### Objective
All the entries need to be quoted exactly, apart from the pictures, which you should drop.
[start]
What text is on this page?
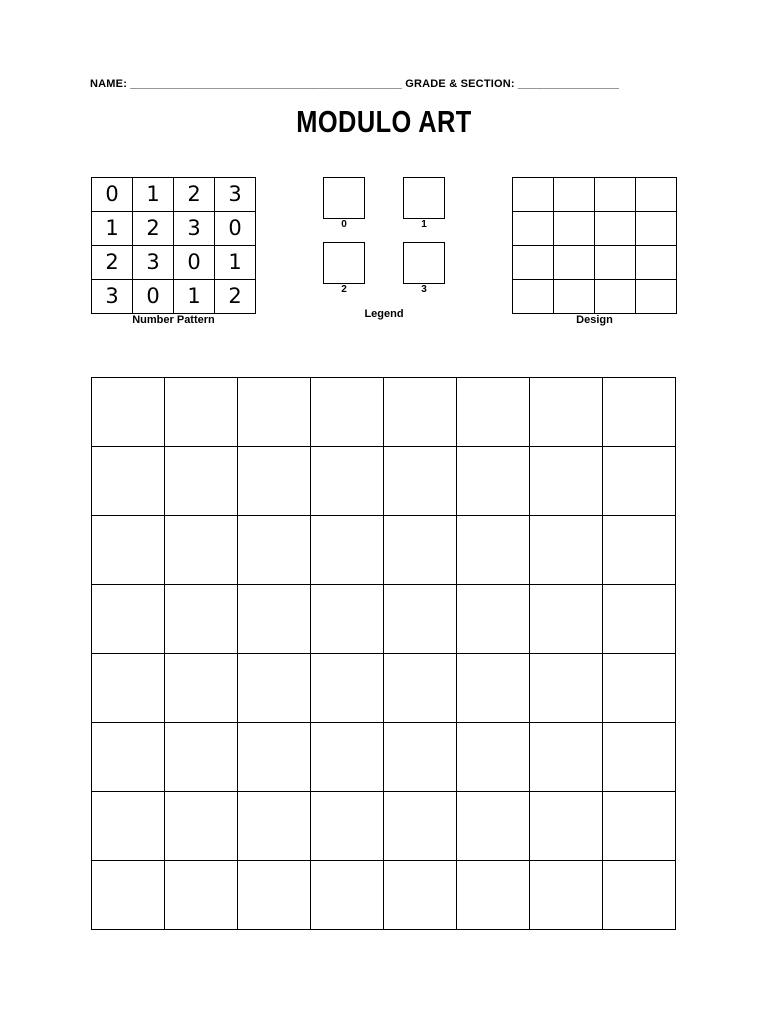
NAME: ___________________________________________ GRADE & SECTION: ________________
MODULO ART
0	1	2	3
1	2	3	0
2	3	0	1
3	0	1	2
Number Pattern
0	1
2	3
Legend

				Design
[end]
### Correct answer
What text is on this page?
NAME: ___________________________________________ GRADE & SECTION: ________________
MODULO ART
0	1	2	3
1	2	3	0
2	3	0	1
3	0	1	2
Number Pattern
0	1
2	3
Legend

				Design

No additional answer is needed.